> [Given instruction] Rewrite the listing below as a Markdown table with the columns Row and Line, one numbered row per line, leaving out blank lines and pictures.

====== Listed entries

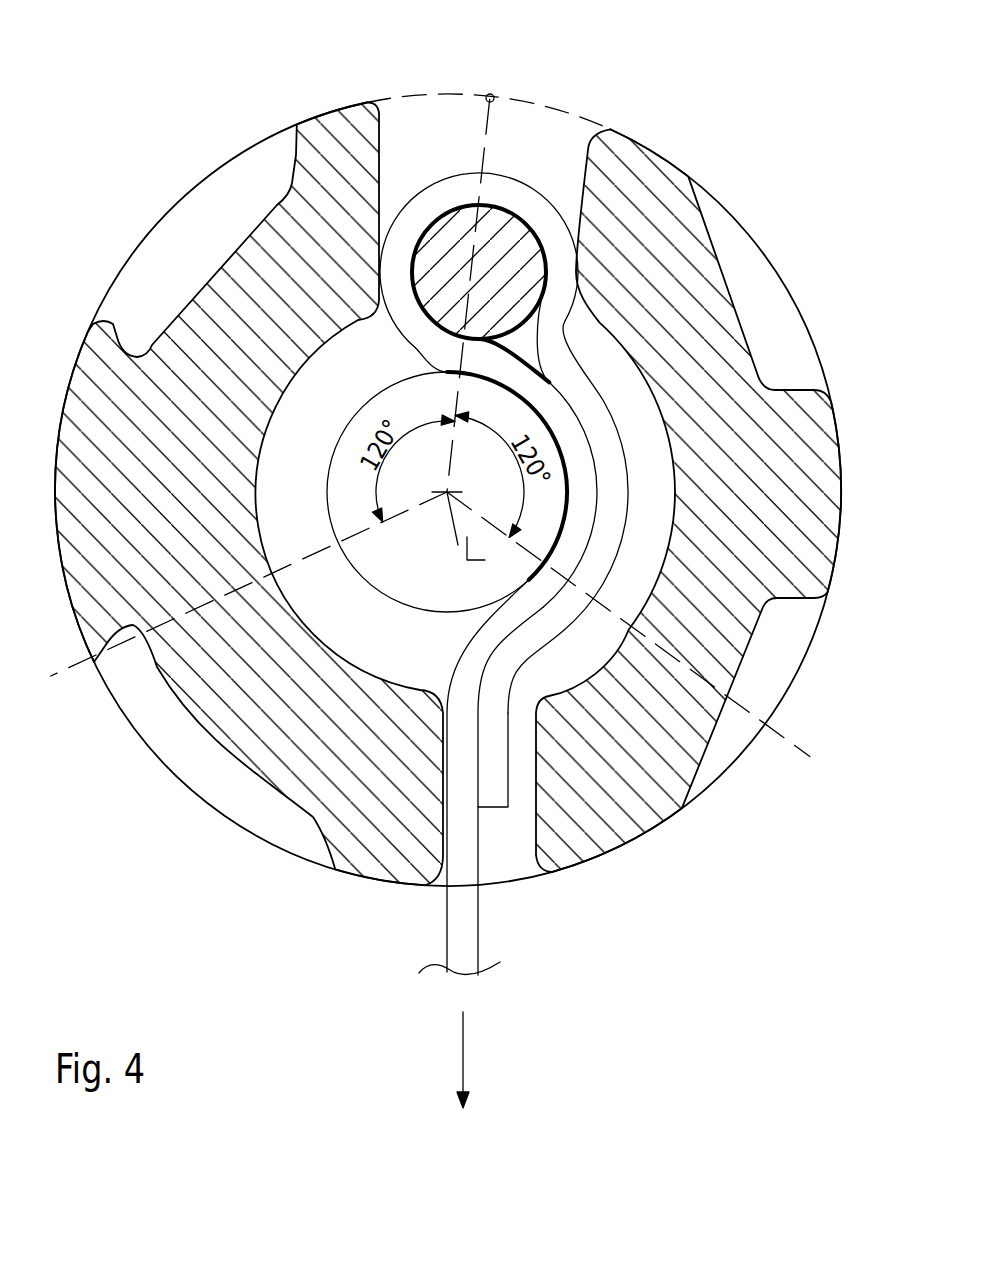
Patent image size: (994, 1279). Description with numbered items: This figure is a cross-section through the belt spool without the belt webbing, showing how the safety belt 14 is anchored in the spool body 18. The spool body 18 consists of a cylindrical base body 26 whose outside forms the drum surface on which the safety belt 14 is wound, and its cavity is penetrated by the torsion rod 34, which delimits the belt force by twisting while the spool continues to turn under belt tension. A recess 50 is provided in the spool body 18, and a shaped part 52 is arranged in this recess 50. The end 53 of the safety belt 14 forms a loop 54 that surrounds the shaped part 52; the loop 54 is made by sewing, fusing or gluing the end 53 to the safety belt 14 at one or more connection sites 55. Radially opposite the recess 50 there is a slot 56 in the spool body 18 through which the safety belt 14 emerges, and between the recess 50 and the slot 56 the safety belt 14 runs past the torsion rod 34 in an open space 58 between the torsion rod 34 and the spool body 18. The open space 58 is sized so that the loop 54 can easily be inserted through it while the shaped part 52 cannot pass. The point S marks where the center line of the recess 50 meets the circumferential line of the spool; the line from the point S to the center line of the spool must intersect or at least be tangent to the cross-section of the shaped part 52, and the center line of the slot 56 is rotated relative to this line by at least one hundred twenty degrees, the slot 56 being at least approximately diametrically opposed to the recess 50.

The safety belt 14 is at (460, 922).
The spool body 18 is at (128, 757).
The cylindrical base body 26 is at (273, 730).
The torsion rod 34 is at (405, 569).
The recess 50 is at (430, 127).
The shaped part 52 is at (515, 242).
The end 53 is at (493, 790).
The loop 54 is at (507, 173).
The connection site 55 is at (598, 481).
The slot 56 is at (527, 852).
The open space 58 is at (593, 637).
The point S is at (491, 62).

============

> [Solution below]
| Row | Line |
|---|---|
| 1 | Patent image size: (994, 1279). Description with numbered items: This figure is a cross-section through the belt spool without the belt webbing, showing how the safety belt 14 is anchored in the spool body 18. The spool body 18 consists of a cylindrical base body 26 whose outside forms the drum surface on which the safety belt 14 is wound, and its cavity is penetrated by the torsion rod 34, which delimits the belt force by twisting while the spool continues to turn under belt tension. A recess 50 is provided in the spool body 18, and a shaped part 52 is arranged in this recess 50. The end 53 of the safety belt 14 forms a loop 54 that surrounds the shaped part 52; the loop 54 is made by sewing, fusing or gluing the end 53 to the safety belt 14 at one or more connection sites 55. Radially opposite the recess 50 there is a slot 56 in the spool body 18 through which the safety belt 14 emerges, and between the recess 50 and the slot 56 the safety belt 14 runs past the torsion rod 34 in an open space 58 between the torsion rod 34 and the spool body 18. The open space 58 is sized so that the loop 54 can easily be inserted through it while the shaped part 52 cannot pass. The point S marks where the center line of the recess 50 meets the circumferential line of the spool; the line from the point S to the center line of the spool must intersect or at least be tangent to the cross-section of the shaped part 52, and the center line of the slot 56 is rotated relative to this line by at least one hundred twenty degrees, the slot 56 being at least approximately diametrically opposed to the recess 50. |
| 2 | The safety belt 14 is at (460, 922). |
| 3 | The spool body 18 is at (128, 757). |
| 4 | The cylindrical base body 26 is at (273, 730). |
| 5 | The torsion rod 34 is at (405, 569). |
| 6 | The recess 50 is at (430, 127). |
| 7 | The shaped part 52 is at (515, 242). |
| 8 | The end 53 is at (493, 790). |
| 9 | The loop 54 is at (507, 173). |
| 10 | The connection site 55 is at (598, 481). |
| 11 | The slot 56 is at (527, 852). |
| 12 | The open space 58 is at (593, 637). |
| 13 | The point S is at (491, 62). |